Problem details: Select every line holding the word "does" and copy it.

Extracted records:

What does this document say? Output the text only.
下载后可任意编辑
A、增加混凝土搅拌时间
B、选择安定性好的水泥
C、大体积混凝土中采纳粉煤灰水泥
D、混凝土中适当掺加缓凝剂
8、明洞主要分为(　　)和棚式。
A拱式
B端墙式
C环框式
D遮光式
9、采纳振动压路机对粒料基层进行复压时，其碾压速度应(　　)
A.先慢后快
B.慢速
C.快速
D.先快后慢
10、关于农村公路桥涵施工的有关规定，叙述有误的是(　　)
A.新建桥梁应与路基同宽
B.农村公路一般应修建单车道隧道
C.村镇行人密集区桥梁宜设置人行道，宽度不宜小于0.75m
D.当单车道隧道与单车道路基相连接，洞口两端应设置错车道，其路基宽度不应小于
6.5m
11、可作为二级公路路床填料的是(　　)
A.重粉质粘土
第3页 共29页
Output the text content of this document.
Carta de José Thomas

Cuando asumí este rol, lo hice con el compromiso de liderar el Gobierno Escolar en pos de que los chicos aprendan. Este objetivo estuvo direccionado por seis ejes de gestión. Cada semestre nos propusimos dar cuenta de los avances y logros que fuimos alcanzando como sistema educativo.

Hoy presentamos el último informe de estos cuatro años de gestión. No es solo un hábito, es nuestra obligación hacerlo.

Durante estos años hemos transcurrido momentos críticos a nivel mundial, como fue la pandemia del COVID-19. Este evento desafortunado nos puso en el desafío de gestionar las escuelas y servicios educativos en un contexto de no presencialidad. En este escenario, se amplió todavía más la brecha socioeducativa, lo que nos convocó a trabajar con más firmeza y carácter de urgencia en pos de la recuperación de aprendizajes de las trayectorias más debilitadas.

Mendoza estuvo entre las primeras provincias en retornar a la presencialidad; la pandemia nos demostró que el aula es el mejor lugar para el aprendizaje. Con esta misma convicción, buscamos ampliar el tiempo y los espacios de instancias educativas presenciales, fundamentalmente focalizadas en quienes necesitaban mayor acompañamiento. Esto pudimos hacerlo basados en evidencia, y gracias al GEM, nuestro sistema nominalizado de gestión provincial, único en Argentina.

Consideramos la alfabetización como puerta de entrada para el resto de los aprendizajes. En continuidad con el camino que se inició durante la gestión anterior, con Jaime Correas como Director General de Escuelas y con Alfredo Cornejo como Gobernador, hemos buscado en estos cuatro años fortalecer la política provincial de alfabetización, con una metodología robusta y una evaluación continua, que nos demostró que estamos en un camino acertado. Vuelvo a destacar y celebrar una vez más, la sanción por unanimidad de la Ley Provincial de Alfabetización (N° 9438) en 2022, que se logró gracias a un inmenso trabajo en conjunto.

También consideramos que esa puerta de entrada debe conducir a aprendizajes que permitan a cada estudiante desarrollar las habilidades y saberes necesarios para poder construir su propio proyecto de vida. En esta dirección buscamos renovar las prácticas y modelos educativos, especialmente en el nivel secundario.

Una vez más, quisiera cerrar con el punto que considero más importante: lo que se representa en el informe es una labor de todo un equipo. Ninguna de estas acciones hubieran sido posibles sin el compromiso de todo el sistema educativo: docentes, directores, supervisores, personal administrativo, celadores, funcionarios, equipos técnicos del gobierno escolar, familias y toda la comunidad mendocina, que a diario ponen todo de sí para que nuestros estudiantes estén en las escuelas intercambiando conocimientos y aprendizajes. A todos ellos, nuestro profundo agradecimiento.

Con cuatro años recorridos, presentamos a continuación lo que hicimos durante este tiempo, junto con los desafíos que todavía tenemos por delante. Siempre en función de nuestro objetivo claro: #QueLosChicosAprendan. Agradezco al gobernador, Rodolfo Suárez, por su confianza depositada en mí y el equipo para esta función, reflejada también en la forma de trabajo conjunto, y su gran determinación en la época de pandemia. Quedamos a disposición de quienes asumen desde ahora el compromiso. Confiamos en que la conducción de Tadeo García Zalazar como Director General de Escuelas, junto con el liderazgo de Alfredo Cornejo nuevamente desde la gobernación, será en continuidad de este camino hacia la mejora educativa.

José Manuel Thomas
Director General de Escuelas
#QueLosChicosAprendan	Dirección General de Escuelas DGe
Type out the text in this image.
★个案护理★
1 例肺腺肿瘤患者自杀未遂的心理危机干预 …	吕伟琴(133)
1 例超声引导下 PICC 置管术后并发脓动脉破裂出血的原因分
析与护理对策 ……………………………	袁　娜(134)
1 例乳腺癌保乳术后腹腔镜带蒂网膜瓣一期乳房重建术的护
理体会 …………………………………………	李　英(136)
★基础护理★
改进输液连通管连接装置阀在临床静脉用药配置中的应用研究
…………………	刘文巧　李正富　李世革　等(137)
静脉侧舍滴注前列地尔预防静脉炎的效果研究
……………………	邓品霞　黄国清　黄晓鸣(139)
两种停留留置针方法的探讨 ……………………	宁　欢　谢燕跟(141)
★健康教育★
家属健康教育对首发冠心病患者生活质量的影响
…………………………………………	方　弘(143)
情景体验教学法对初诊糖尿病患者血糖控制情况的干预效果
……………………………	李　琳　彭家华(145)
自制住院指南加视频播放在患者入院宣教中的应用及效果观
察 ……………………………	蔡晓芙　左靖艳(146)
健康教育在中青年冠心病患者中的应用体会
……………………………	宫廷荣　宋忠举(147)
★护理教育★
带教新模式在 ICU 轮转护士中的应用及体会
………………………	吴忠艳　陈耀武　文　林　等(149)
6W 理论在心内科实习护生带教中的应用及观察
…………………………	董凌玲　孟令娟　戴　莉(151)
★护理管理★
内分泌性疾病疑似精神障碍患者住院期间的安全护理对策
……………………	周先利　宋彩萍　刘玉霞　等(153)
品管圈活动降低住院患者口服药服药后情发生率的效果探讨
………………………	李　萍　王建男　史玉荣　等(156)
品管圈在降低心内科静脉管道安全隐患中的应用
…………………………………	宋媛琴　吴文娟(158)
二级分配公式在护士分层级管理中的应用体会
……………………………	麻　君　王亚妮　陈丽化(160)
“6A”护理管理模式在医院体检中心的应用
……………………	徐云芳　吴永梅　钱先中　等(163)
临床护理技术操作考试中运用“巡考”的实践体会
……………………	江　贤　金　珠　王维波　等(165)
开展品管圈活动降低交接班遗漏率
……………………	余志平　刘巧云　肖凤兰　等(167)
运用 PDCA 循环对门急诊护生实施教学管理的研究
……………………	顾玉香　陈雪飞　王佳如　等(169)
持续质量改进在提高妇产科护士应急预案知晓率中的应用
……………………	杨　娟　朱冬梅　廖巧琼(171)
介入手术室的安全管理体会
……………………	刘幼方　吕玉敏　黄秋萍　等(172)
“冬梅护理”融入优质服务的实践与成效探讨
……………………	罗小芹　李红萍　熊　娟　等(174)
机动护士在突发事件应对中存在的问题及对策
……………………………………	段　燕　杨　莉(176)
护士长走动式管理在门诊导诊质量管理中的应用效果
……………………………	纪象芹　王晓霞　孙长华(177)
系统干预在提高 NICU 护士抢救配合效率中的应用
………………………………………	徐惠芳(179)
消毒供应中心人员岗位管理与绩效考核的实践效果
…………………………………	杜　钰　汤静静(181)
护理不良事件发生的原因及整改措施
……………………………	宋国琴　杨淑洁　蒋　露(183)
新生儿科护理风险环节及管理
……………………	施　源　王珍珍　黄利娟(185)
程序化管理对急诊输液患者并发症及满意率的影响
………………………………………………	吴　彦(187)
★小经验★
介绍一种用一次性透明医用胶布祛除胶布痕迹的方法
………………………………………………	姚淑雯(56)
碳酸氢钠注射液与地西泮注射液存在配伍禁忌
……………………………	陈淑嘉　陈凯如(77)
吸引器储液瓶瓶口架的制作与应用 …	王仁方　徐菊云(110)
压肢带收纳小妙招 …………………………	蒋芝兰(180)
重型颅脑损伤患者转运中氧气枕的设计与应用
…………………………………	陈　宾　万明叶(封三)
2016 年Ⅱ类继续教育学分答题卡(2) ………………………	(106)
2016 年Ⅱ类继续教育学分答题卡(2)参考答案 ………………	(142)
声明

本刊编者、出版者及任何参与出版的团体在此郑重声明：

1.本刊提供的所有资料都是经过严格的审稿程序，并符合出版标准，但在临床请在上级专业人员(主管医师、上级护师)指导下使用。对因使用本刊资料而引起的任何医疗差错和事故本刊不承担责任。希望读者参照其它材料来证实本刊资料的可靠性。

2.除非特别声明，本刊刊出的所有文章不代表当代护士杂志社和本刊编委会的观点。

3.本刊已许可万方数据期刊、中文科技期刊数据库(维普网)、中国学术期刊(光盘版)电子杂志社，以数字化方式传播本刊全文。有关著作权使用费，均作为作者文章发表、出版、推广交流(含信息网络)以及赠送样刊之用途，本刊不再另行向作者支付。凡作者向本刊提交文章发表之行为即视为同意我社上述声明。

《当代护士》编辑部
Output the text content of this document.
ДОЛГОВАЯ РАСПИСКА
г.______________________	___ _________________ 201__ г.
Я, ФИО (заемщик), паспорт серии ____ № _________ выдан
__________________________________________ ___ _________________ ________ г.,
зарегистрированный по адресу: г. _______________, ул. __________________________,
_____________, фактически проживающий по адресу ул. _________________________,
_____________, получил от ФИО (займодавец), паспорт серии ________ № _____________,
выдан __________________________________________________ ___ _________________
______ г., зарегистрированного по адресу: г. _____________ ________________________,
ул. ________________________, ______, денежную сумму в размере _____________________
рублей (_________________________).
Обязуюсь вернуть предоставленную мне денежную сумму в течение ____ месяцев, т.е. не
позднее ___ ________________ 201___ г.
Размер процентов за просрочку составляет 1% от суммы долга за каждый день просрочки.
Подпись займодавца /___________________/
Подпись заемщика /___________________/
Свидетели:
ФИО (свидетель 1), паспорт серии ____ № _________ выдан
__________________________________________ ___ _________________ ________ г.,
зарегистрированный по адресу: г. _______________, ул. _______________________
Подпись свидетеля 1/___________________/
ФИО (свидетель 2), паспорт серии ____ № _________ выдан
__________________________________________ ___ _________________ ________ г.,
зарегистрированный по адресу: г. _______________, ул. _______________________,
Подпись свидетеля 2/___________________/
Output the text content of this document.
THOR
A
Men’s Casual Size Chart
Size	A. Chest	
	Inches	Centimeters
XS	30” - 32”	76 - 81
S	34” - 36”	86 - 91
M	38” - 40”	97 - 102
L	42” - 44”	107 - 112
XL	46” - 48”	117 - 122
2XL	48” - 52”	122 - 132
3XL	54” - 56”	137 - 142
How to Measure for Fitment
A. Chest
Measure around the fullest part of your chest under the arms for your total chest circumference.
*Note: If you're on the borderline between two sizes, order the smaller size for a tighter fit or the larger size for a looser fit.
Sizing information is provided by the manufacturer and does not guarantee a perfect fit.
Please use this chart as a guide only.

Correct response:
What does this document say? Output the text only.
Sizing information is provided by the manufacturer and does not guarantee a perfect fit.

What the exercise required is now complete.